[EXERCISE DIRECTIONS]: Output every line of the material exactly, omitting images.

---------- ENTRIES ----------

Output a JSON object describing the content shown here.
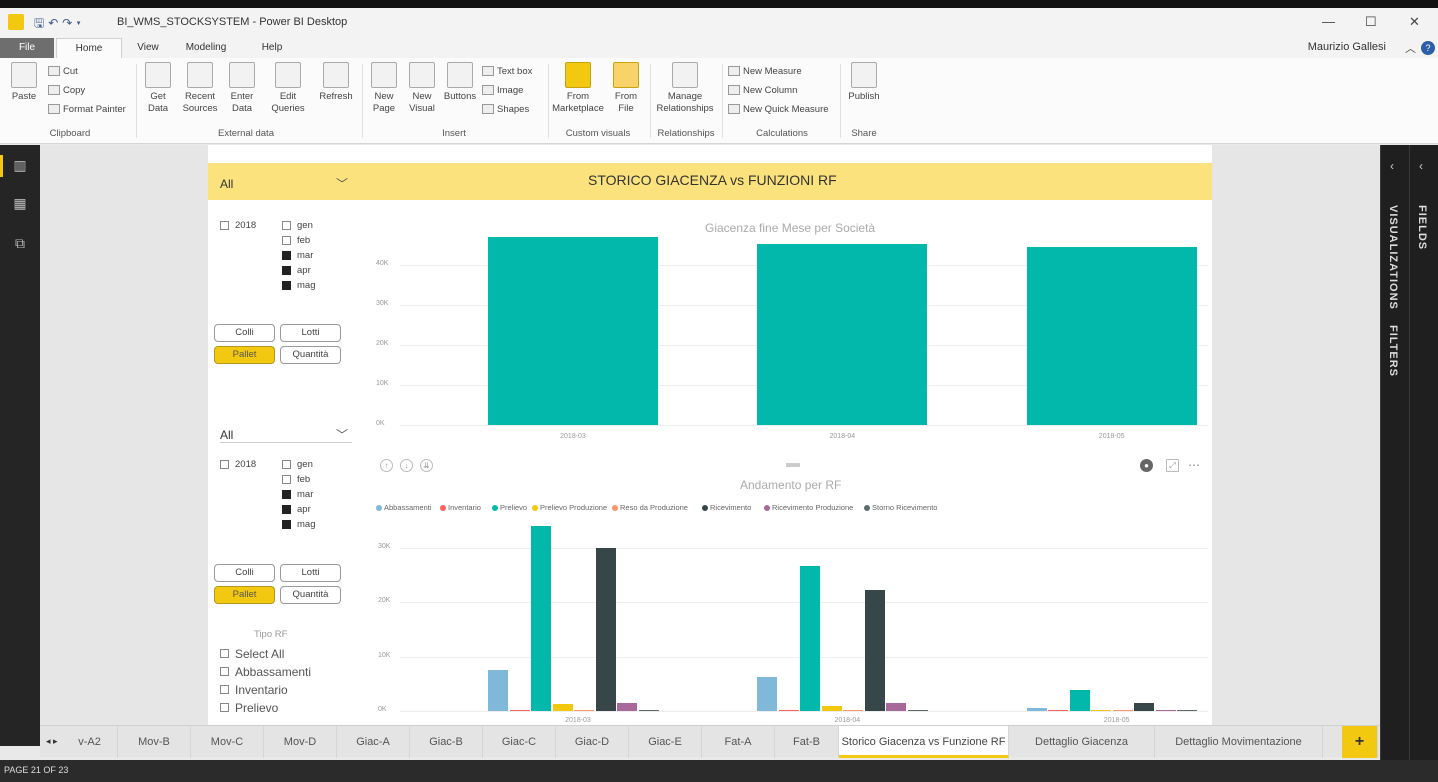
{
  "window": {
    "title": "BI_WMS_STOCKSYSTEM - Power BI Desktop",
    "controls": [
      "—",
      "☐",
      "✕"
    ]
  },
  "menu": {
    "file": "File",
    "tabs": [
      "Home",
      "View",
      "Modeling",
      "Help"
    ],
    "user": "Maurizio Gallesi"
  },
  "ribbon": {
    "paste": "Paste",
    "cut": "Cut",
    "copy": "Copy",
    "format_painter": "Format Painter",
    "get_data": "Get Data",
    "recent_sources": "Recent Sources",
    "enter_data": "Enter Data",
    "edit_queries": "Edit Queries",
    "refresh": "Refresh",
    "new_page": "New Page",
    "new_visual": "New Visual",
    "buttons": "Buttons",
    "text_box": "Text box",
    "image": "Image",
    "shapes": "Shapes",
    "from_marketplace": "From Marketplace",
    "from_file": "From File",
    "manage_relationships": "Manage Relationships",
    "new_measure": "New Measure",
    "new_column": "New Column",
    "new_quick_measure": "New Quick Measure",
    "publish": "Publish",
    "groups": {
      "clipboard": "Clipboard",
      "external_data": "External data",
      "insert": "Insert",
      "custom_visuals": "Custom visuals",
      "relationships": "Relationships",
      "calculations": "Calculations",
      "share": "Share"
    }
  },
  "report": {
    "banner_title": "STORICO GIACENZA vs FUNZIONI RF",
    "slicer1": {
      "value": "All",
      "year": "2018",
      "months": [
        "gen",
        "feb",
        "mar",
        "apr",
        "mag"
      ],
      "checked": [
        false,
        false,
        true,
        true,
        true
      ]
    },
    "slicer2": {
      "value": "All",
      "year": "2018",
      "months": [
        "gen",
        "feb",
        "mar",
        "apr",
        "mag"
      ],
      "checked": [
        false,
        false,
        true,
        true,
        true
      ]
    },
    "measure_buttons": [
      "Colli",
      "Lotti",
      "Pallet",
      "Quantità"
    ],
    "tipo_rf": {
      "title": "Tipo RF",
      "items": [
        "Select All",
        "Abbassamenti",
        "Inventario",
        "Prelievo"
      ]
    }
  },
  "chart_data": [
    {
      "type": "bar",
      "title": "Giacenza fine Mese per Società",
      "categories": [
        "2018-03",
        "2018-04",
        "2018-05"
      ],
      "values": [
        47000,
        45200,
        44500
      ],
      "ylim": [
        0,
        50000
      ],
      "yticks": [
        "0K",
        "10K",
        "20K",
        "30K",
        "40K"
      ],
      "color": "#01b8aa",
      "grid": true
    },
    {
      "type": "bar",
      "title": "Andamento per RF",
      "categories": [
        "2018-03",
        "2018-04",
        "2018-05"
      ],
      "ylim": [
        0,
        35000
      ],
      "yticks": [
        "0K",
        "10K",
        "20K",
        "30K"
      ],
      "legend_position": "top-left",
      "series": [
        {
          "name": "Abbassamenti",
          "color": "#7fb8d9",
          "values": [
            7500,
            6200,
            600
          ]
        },
        {
          "name": "Inventario",
          "color": "#fd625e",
          "values": [
            100,
            100,
            50
          ]
        },
        {
          "name": "Prelievo",
          "color": "#01b8aa",
          "values": [
            34000,
            26800,
            3800
          ]
        },
        {
          "name": "Prelievo Produzione",
          "color": "#f2c80f",
          "values": [
            1200,
            1000,
            100
          ]
        },
        {
          "name": "Reso da Produzione",
          "color": "#fe9666",
          "values": [
            100,
            100,
            50
          ]
        },
        {
          "name": "Ricevimento",
          "color": "#374649",
          "values": [
            30000,
            22200,
            1500
          ]
        },
        {
          "name": "Ricevimento Produzione",
          "color": "#a66999",
          "values": [
            1500,
            1400,
            200
          ]
        },
        {
          "name": "Storno Ricevimento",
          "color": "#5f6b6d",
          "values": [
            200,
            200,
            100
          ]
        }
      ],
      "grid": true
    }
  ],
  "right_panes": [
    "VISUALIZATIONS",
    "FILTERS",
    "FIELDS"
  ],
  "page_tabs": [
    "v-A2",
    "Mov-B",
    "Mov-C",
    "Mov-D",
    "Giac-A",
    "Giac-B",
    "Giac-C",
    "Giac-D",
    "Giac-E",
    "Fat-A",
    "Fat-B",
    "Storico Giacenza vs Funzione RF",
    "Dettaglio Giacenza",
    "Dettaglio Movimentazione"
  ],
  "active_tab_index": 11,
  "add_tab": "+",
  "status": "PAGE 21 OF 23"
}
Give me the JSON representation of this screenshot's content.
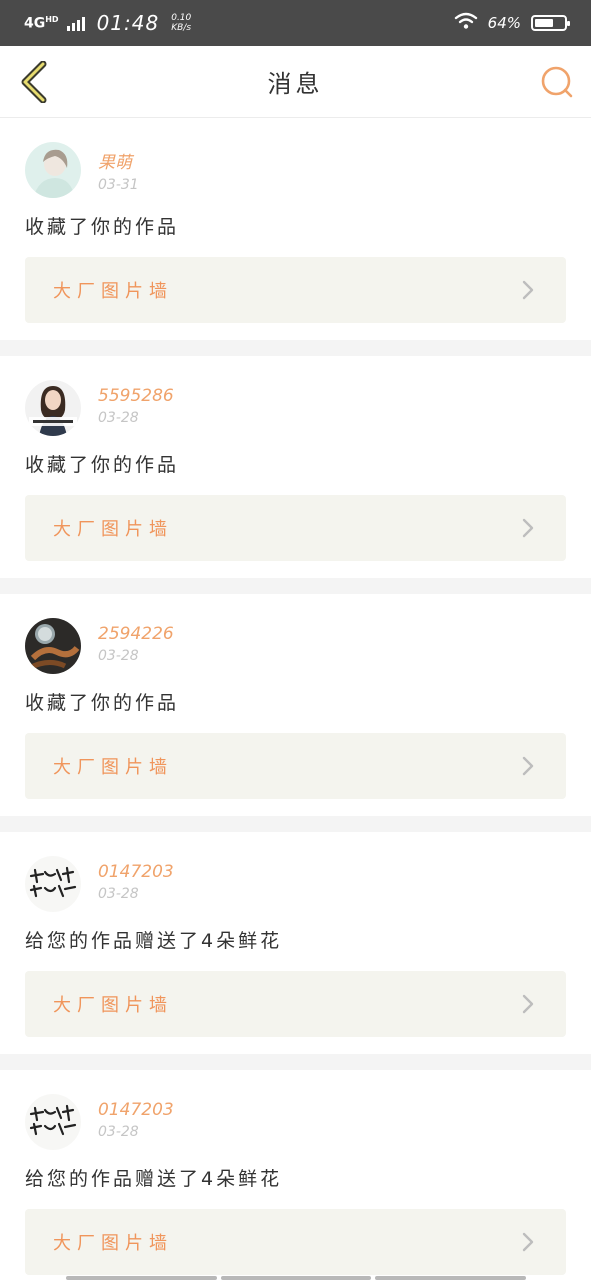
{
  "status_bar": {
    "network": "4G",
    "network_sup": "HD",
    "time": "01:48",
    "speed_value": "0.10",
    "speed_unit": "KB/s",
    "battery_percent": "64%",
    "battery_level": 0.64
  },
  "header": {
    "title": "消息",
    "back_icon": "chevron-left-icon",
    "search_icon": "search-icon",
    "accent_color": "#f0a36b"
  },
  "messages": [
    {
      "username": "果萌",
      "date": "03-31",
      "action": "收藏了你的作品",
      "work_title": "大厂图片墙",
      "avatar_icon": "avatar-girl"
    },
    {
      "username": "5595286",
      "date": "03-28",
      "action": "收藏了你的作品",
      "work_title": "大厂图片墙",
      "avatar_icon": "avatar-woman"
    },
    {
      "username": "2594226",
      "date": "03-28",
      "action": "收藏了你的作品",
      "work_title": "大厂图片墙",
      "avatar_icon": "avatar-chains"
    },
    {
      "username": "0147203",
      "date": "03-28",
      "action": "给您的作品赠送了4朵鲜花",
      "work_title": "大厂图片墙",
      "avatar_icon": "avatar-calligraphy"
    },
    {
      "username": "0147203",
      "date": "03-28",
      "action": "给您的作品赠送了4朵鲜花",
      "work_title": "大厂图片墙",
      "avatar_icon": "avatar-calligraphy"
    }
  ]
}
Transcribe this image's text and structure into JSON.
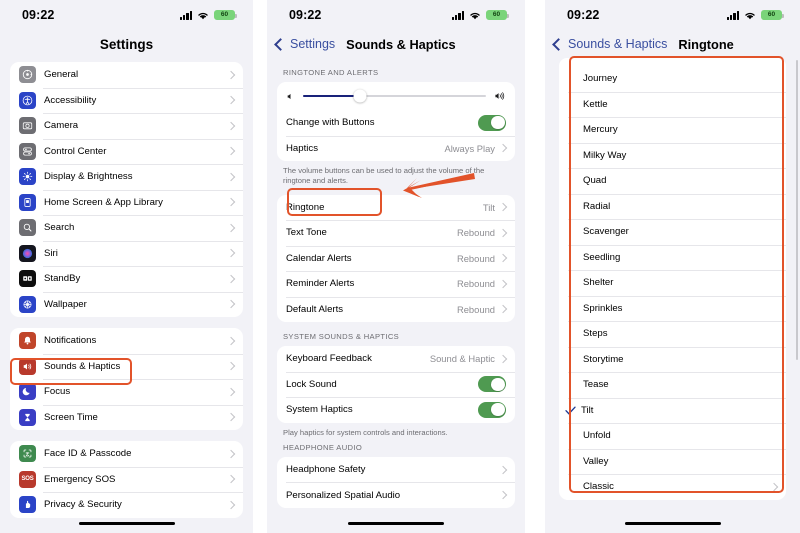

----------

[EXERCISE ANSWER]:
Output a JSON object describing the content shown here.
{
  "window": {
    "title": "BI_WMS_STOCKSYSTEM - Power BI Desktop",
    "controls": [
      "—",
      "☐",
      "✕"
    ]
  },
  "menu": {
    "file": "File",
    "tabs": [
      "Home",
      "View",
      "Modeling",
      "Help"
    ],
    "user": "Maurizio Gallesi"
  },
  "ribbon": {
    "paste": "Paste",
    "cut": "Cut",
    "copy": "Copy",
    "format_painter": "Format Painter",
    "get_data": "Get Data",
    "recent_sources": "Recent Sources",
    "enter_data": "Enter Data",
    "edit_queries": "Edit Queries",
    "refresh": "Refresh",
    "new_page": "New Page",
    "new_visual": "New Visual",
    "buttons": "Buttons",
    "text_box": "Text box",
    "image": "Image",
    "shapes": "Shapes",
    "from_marketplace": "From Marketplace",
    "from_file": "From File",
    "manage_relationships": "Manage Relationships",
    "new_measure": "New Measure",
    "new_column": "New Column",
    "new_quick_measure": "New Quick Measure",
    "publish": "Publish",
    "groups": {
      "clipboard": "Clipboard",
      "external_data": "External data",
      "insert": "Insert",
      "custom_visuals": "Custom visuals",
      "relationships": "Relationships",
      "calculations": "Calculations",
      "share": "Share"
    }
  },
  "report": {
    "banner_title": "STORICO GIACENZA vs FUNZIONI RF",
    "slicer1": {
      "value": "All",
      "year": "2018",
      "months": [
        "gen",
        "feb",
        "mar",
        "apr",
        "mag"
      ],
      "checked": [
        false,
        false,
        true,
        true,
        true
      ]
    },
    "slicer2": {
      "value": "All",
      "year": "2018",
      "months": [
        "gen",
        "feb",
        "mar",
        "apr",
        "mag"
      ],
      "checked": [
        false,
        false,
        true,
        true,
        true
      ]
    },
    "measure_buttons": [
      "Colli",
      "Lotti",
      "Pallet",
      "Quantità"
    ],
    "tipo_rf": {
      "title": "Tipo RF",
      "items": [
        "Select All",
        "Abbassamenti",
        "Inventario",
        "Prelievo"
      ]
    }
  },
  "chart_data": [
    {
      "type": "bar",
      "title": "Giacenza fine Mese per Società",
      "categories": [
        "2018-03",
        "2018-04",
        "2018-05"
      ],
      "values": [
        47000,
        45200,
        44500
      ],
      "ylim": [
        0,
        50000
      ],
      "yticks": [
        "0K",
        "10K",
        "20K",
        "30K",
        "40K"
      ],
      "color": "#01b8aa",
      "grid": true
    },
    {
      "type": "bar",
      "title": "Andamento per RF",
      "categories": [
        "2018-03",
        "2018-04",
        "2018-05"
      ],
      "ylim": [
        0,
        35000
      ],
      "yticks": [
        "0K",
        "10K",
        "20K",
        "30K"
      ],
      "legend_position": "top-left",
      "series": [
        {
          "name": "Abbassamenti",
          "color": "#7fb8d9",
          "values": [
            7500,
            6200,
            600
          ]
        },
        {
          "name": "Inventario",
          "color": "#fd625e",
          "values": [
            100,
            100,
            50
          ]
        },
        {
          "name": "Prelievo",
          "color": "#01b8aa",
          "values": [
            34000,
            26800,
            3800
          ]
        },
        {
          "name": "Prelievo Produzione",
          "color": "#f2c80f",
          "values": [
            1200,
            1000,
            100
          ]
        },
        {
          "name": "Reso da Produzione",
          "color": "#fe9666",
          "values": [
            100,
            100,
            50
          ]
        },
        {
          "name": "Ricevimento",
          "color": "#374649",
          "values": [
            30000,
            22200,
            1500
          ]
        },
        {
          "name": "Ricevimento Produzione",
          "color": "#a66999",
          "values": [
            1500,
            1400,
            200
          ]
        },
        {
          "name": "Storno Ricevimento",
          "color": "#5f6b6d",
          "values": [
            200,
            200,
            100
          ]
        }
      ],
      "grid": true
    }
  ],
  "right_panes": [
    "VISUALIZATIONS",
    "FILTERS",
    "FIELDS"
  ],
  "page_tabs": [
    "v-A2",
    "Mov-B",
    "Mov-C",
    "Mov-D",
    "Giac-A",
    "Giac-B",
    "Giac-C",
    "Giac-D",
    "Giac-E",
    "Fat-A",
    "Fat-B",
    "Storico Giacenza vs Funzione RF",
    "Dettaglio Giacenza",
    "Dettaglio Movimentazione"
  ],
  "active_tab_index": 11,
  "add_tab": "+",
  "status": "PAGE 21 OF 23"
}
Give me the JSON representation of this screenshot's content.
{
  "status_bar": {
    "network": "4G",
    "network_sup": "HD",
    "time": "01:48",
    "speed_value": "0.10",
    "speed_unit": "KB/s",
    "battery_percent": "64%",
    "battery_level": 0.64
  },
  "header": {
    "title": "消息",
    "back_icon": "chevron-left-icon",
    "search_icon": "search-icon",
    "accent_color": "#f0a36b"
  },
  "messages": [
    {
      "username": "果萌",
      "date": "03-31",
      "action": "收藏了你的作品",
      "work_title": "大厂图片墙",
      "avatar_icon": "avatar-girl"
    },
    {
      "username": "5595286",
      "date": "03-28",
      "action": "收藏了你的作品",
      "work_title": "大厂图片墙",
      "avatar_icon": "avatar-woman"
    },
    {
      "username": "2594226",
      "date": "03-28",
      "action": "收藏了你的作品",
      "work_title": "大厂图片墙",
      "avatar_icon": "avatar-chains"
    },
    {
      "username": "0147203",
      "date": "03-28",
      "action": "给您的作品赠送了4朵鲜花",
      "work_title": "大厂图片墙",
      "avatar_icon": "avatar-calligraphy"
    },
    {
      "username": "0147203",
      "date": "03-28",
      "action": "给您的作品赠送了4朵鲜花",
      "work_title": "大厂图片墙",
      "avatar_icon": "avatar-calligraphy"
    }
  ]
}
Transcribe this image's text and structure into JSON.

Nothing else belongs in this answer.